— Begin MATERIAL SHOWN —

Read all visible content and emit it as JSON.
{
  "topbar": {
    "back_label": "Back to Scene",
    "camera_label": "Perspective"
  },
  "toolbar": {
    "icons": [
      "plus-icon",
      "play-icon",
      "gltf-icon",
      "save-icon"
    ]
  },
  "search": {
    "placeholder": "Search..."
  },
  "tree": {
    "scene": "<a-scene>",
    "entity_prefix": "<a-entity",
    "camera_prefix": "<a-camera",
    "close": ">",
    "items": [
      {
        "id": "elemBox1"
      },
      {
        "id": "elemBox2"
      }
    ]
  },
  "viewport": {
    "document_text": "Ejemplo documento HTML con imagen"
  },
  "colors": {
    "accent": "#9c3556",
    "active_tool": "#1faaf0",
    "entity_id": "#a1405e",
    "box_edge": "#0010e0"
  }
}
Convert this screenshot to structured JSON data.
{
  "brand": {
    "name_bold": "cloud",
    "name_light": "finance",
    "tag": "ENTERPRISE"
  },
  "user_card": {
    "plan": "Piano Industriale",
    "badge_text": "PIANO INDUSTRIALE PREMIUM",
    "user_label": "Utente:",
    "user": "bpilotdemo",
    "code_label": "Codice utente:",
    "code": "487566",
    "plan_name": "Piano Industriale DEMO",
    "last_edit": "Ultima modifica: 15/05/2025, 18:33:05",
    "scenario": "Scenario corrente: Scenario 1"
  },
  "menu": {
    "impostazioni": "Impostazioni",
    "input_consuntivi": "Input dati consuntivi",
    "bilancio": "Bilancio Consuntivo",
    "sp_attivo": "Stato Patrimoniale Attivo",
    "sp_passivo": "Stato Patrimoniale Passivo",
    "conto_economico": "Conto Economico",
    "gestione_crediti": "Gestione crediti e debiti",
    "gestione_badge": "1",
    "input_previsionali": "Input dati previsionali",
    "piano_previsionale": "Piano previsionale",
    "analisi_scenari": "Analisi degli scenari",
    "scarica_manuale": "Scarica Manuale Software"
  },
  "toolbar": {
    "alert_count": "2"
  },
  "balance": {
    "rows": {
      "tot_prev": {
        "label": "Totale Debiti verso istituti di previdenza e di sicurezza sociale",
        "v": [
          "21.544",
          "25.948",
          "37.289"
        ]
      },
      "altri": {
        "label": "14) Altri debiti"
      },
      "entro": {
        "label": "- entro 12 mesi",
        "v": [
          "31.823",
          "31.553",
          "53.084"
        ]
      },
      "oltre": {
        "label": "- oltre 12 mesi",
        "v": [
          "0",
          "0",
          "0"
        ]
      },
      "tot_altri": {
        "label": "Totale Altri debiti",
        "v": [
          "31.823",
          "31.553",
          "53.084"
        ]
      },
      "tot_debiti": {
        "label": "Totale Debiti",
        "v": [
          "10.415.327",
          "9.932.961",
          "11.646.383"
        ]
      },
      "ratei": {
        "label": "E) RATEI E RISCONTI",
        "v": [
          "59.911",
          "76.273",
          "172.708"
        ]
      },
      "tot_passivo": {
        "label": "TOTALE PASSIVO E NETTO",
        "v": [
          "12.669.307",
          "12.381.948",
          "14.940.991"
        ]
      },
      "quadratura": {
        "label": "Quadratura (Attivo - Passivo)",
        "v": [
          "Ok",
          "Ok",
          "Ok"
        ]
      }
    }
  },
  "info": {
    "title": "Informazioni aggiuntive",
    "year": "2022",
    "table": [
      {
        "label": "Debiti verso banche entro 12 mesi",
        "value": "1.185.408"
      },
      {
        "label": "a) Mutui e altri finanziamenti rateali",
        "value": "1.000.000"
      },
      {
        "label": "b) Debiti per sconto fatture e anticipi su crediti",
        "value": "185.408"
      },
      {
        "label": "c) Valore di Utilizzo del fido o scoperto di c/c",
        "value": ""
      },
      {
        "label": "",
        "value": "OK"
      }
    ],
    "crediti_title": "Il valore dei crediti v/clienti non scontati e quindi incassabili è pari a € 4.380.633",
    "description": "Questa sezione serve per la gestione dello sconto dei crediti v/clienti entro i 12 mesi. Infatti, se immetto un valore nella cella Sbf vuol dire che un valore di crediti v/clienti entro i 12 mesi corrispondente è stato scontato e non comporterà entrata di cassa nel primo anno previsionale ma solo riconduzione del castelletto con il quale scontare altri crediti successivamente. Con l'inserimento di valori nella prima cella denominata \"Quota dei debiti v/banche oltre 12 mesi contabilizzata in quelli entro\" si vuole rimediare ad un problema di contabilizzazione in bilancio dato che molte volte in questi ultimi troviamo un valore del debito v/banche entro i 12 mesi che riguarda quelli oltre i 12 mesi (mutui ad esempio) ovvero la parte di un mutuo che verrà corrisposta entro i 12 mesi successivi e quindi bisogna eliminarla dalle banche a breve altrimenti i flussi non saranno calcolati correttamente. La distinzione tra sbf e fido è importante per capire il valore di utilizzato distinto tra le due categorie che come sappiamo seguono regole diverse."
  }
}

— End MATERIAL SHOWN —

▶ [THE TASK]
Pull every line containing the word "banche" out of the entries above.

▶ [WRITTEN ANSWER]
        "label": "Debiti verso banche entro 12 mesi",
    "description": "Questa sezione serve per la gestione dello sconto dei crediti v/clienti entro i 12 mesi. Infatti, se immetto un valore nella cella Sbf vuol dire che un valore di crediti v/clienti entro i 12 mesi corrispondente è stato scontato e non comporterà entrata di cassa nel primo anno previsionale ma solo riconduzione del castelletto con il quale scontare altri crediti successivamente. Con l'inserimento di valori nella prima cella denominata \"Quota dei debiti v/banche oltre 12 mesi contabilizzata in quelli entro\" si vuole rimediare ad un problema di contabilizzazione in bilancio dato che molte volte in questi ultimi troviamo un valore del debito v/banche entro i 12 mesi che riguarda quelli oltre i 12 mesi (mutui ad esempio) ovvero la parte di un mutuo che verrà corrisposta entro i 12 mesi successivi e quindi bisogna eliminarla dalle banche a breve altrimenti i flussi non saranno calcolati correttamente. La distinzione tra sbf e fido è importante per capire il valore di utilizzato distinto tra le due categorie che come sappiamo seguono regole diverse."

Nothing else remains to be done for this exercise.